Listed entries -
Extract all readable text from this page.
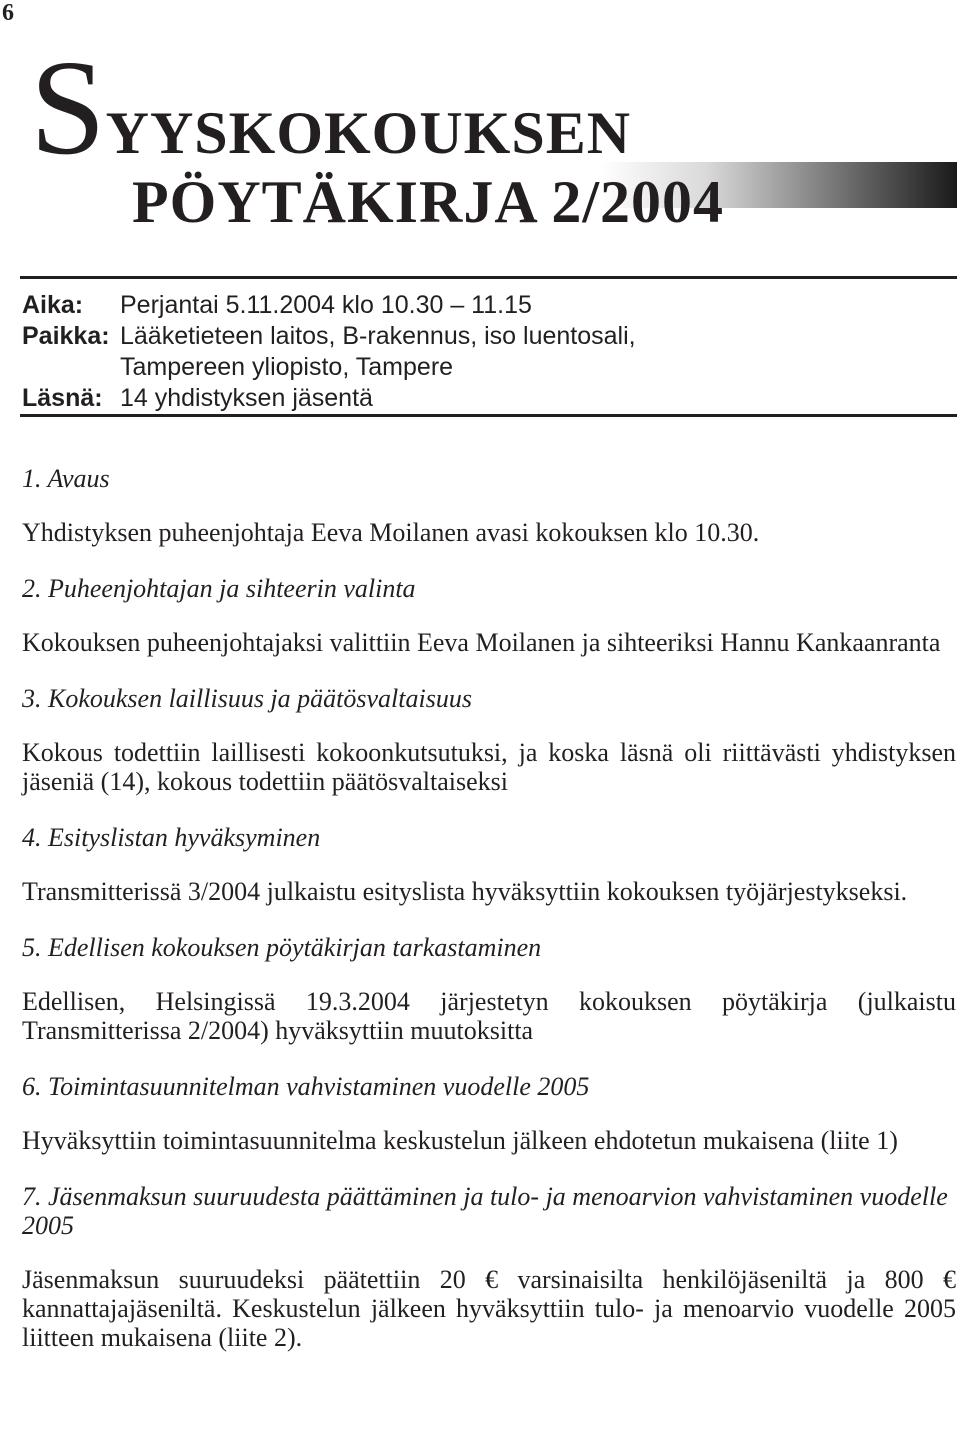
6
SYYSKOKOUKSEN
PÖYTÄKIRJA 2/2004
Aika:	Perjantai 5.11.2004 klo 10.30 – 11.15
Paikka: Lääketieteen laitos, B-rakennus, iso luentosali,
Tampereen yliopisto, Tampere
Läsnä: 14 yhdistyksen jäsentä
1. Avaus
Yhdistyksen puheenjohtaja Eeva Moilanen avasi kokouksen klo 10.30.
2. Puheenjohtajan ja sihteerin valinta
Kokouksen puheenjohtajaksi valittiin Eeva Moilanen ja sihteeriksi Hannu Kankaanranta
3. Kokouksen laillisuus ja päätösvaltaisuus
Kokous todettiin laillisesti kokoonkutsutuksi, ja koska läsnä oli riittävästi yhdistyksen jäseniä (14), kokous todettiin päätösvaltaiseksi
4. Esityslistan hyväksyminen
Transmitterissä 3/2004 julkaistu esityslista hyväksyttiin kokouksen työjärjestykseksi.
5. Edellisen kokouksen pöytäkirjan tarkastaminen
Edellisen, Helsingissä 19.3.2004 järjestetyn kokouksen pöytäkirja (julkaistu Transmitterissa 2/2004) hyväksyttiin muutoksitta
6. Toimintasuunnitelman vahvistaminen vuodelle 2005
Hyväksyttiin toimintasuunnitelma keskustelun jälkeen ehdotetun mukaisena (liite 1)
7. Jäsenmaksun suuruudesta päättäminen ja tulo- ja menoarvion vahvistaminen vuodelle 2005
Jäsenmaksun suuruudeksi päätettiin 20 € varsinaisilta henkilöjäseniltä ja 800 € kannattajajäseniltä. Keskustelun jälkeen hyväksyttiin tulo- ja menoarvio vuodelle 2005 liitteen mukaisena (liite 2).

Exercise - Reproduce the material in full, word for word, and omit the pictures.

Solved problem -
Extract all readable text from this page.
6
SYYSKOKOUKSEN
PÖYTÄKIRJA 2/2004
Aika:	Perjantai 5.11.2004 klo 10.30 – 11.15
Paikka: Lääketieteen laitos, B-rakennus, iso luentosali,
Tampereen yliopisto, Tampere
Läsnä: 14 yhdistyksen jäsentä
1. Avaus
Yhdistyksen puheenjohtaja Eeva Moilanen avasi kokouksen klo 10.30.
2. Puheenjohtajan ja sihteerin valinta
Kokouksen puheenjohtajaksi valittiin Eeva Moilanen ja sihteeriksi Hannu Kankaanranta
3. Kokouksen laillisuus ja päätösvaltaisuus
Kokous todettiin laillisesti kokoonkutsutuksi, ja koska läsnä oli riittävästi yhdistyksen jäseniä (14), kokous todettiin päätösvaltaiseksi
4. Esityslistan hyväksyminen
Transmitterissä 3/2004 julkaistu esityslista hyväksyttiin kokouksen työjärjestykseksi.
5. Edellisen kokouksen pöytäkirjan tarkastaminen
Edellisen, Helsingissä 19.3.2004 järjestetyn kokouksen pöytäkirja (julkaistu Transmitterissa 2/2004) hyväksyttiin muutoksitta
6. Toimintasuunnitelman vahvistaminen vuodelle 2005
Hyväksyttiin toimintasuunnitelma keskustelun jälkeen ehdotetun mukaisena (liite 1)
7. Jäsenmaksun suuruudesta päättäminen ja tulo- ja menoarvion vahvistaminen vuodelle 2005
Jäsenmaksun suuruudeksi päätettiin 20 € varsinaisilta henkilöjäseniltä ja 800 € kannattajajäseniltä. Keskustelun jälkeen hyväksyttiin tulo- ja menoarvio vuodelle 2005 liitteen mukaisena (liite 2).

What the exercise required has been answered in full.